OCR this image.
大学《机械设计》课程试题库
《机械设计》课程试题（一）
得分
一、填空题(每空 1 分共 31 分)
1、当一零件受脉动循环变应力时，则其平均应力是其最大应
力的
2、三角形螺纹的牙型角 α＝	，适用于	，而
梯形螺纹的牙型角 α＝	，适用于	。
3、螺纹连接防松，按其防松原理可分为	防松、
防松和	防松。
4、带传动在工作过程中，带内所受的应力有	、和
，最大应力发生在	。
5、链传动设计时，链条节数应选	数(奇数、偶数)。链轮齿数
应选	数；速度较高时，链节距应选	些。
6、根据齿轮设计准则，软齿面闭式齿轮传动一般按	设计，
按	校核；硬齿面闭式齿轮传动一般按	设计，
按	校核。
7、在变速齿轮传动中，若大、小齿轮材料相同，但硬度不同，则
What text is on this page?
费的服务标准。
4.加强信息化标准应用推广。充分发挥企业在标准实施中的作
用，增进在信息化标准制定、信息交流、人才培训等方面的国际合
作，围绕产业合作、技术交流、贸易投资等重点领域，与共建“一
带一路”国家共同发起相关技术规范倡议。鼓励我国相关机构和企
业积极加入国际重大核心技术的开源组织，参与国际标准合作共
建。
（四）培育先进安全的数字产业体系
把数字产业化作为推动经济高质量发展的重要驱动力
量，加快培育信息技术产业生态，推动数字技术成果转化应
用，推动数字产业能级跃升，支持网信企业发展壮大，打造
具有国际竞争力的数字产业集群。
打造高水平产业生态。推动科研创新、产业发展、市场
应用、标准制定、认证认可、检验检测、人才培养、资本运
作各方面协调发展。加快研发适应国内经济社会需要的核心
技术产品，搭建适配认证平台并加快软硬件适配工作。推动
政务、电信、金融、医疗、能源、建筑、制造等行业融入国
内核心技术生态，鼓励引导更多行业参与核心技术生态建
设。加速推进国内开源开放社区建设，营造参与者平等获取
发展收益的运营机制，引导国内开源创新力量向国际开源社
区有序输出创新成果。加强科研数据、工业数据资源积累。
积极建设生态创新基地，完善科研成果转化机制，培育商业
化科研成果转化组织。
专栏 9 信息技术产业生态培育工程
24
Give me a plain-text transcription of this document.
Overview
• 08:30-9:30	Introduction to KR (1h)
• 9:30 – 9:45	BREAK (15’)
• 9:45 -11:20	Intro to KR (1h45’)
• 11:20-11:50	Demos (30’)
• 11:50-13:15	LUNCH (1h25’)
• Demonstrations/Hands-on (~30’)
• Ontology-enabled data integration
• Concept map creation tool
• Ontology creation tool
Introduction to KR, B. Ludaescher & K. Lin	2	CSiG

--- Objective ---
Every entry needs to be retyped exactly.

--- Complete response ---
OCR this image.
大学《机械设计》课程试题库
《机械设计》课程试题（一）
得分
一、填空题(每空 1 分共 31 分)
1、当一零件受脉动循环变应力时，则其平均应力是其最大应
力的
2、三角形螺纹的牙型角 α＝	，适用于	，而
梯形螺纹的牙型角 α＝	，适用于	。
3、螺纹连接防松，按其防松原理可分为	防松、
防松和	防松。
4、带传动在工作过程中，带内所受的应力有	、和
，最大应力发生在	。
5、链传动设计时，链条节数应选	数(奇数、偶数)。链轮齿数
应选	数；速度较高时，链节距应选	些。
6、根据齿轮设计准则，软齿面闭式齿轮传动一般按	设计，
按	校核；硬齿面闭式齿轮传动一般按	设计，
按	校核。
7、在变速齿轮传动中，若大、小齿轮材料相同，但硬度不同，则
What text is on this page?
费的服务标准。
4.加强信息化标准应用推广。充分发挥企业在标准实施中的作
用，增进在信息化标准制定、信息交流、人才培训等方面的国际合
作，围绕产业合作、技术交流、贸易投资等重点领域，与共建“一
带一路”国家共同发起相关技术规范倡议。鼓励我国相关机构和企
业积极加入国际重大核心技术的开源组织，参与国际标准合作共
建。
（四）培育先进安全的数字产业体系
把数字产业化作为推动经济高质量发展的重要驱动力
量，加快培育信息技术产业生态，推动数字技术成果转化应
用，推动数字产业能级跃升，支持网信企业发展壮大，打造
具有国际竞争力的数字产业集群。
打造高水平产业生态。推动科研创新、产业发展、市场
应用、标准制定、认证认可、检验检测、人才培养、资本运
作各方面协调发展。加快研发适应国内经济社会需要的核心
技术产品，搭建适配认证平台并加快软硬件适配工作。推动
政务、电信、金融、医疗、能源、建筑、制造等行业融入国
内核心技术生态，鼓励引导更多行业参与核心技术生态建
设。加速推进国内开源开放社区建设，营造参与者平等获取
发展收益的运营机制，引导国内开源创新力量向国际开源社
区有序输出创新成果。加强科研数据、工业数据资源积累。
积极建设生态创新基地，完善科研成果转化机制，培育商业
化科研成果转化组织。
专栏 9 信息技术产业生态培育工程
24
Give me a plain-text transcription of this document.
Overview
• 08:30-9:30	Introduction to KR (1h)
• 9:30 – 9:45	BREAK (15’)
• 9:45 -11:20	Intro to KR (1h45’)
• 11:20-11:50	Demos (30’)
• 11:50-13:15	LUNCH (1h25’)
• Demonstrations/Hands-on (~30’)
• Ontology-enabled data integration
• Concept map creation tool
• Ontology creation tool
Introduction to KR, B. Ludaescher & K. Lin	2	CSiG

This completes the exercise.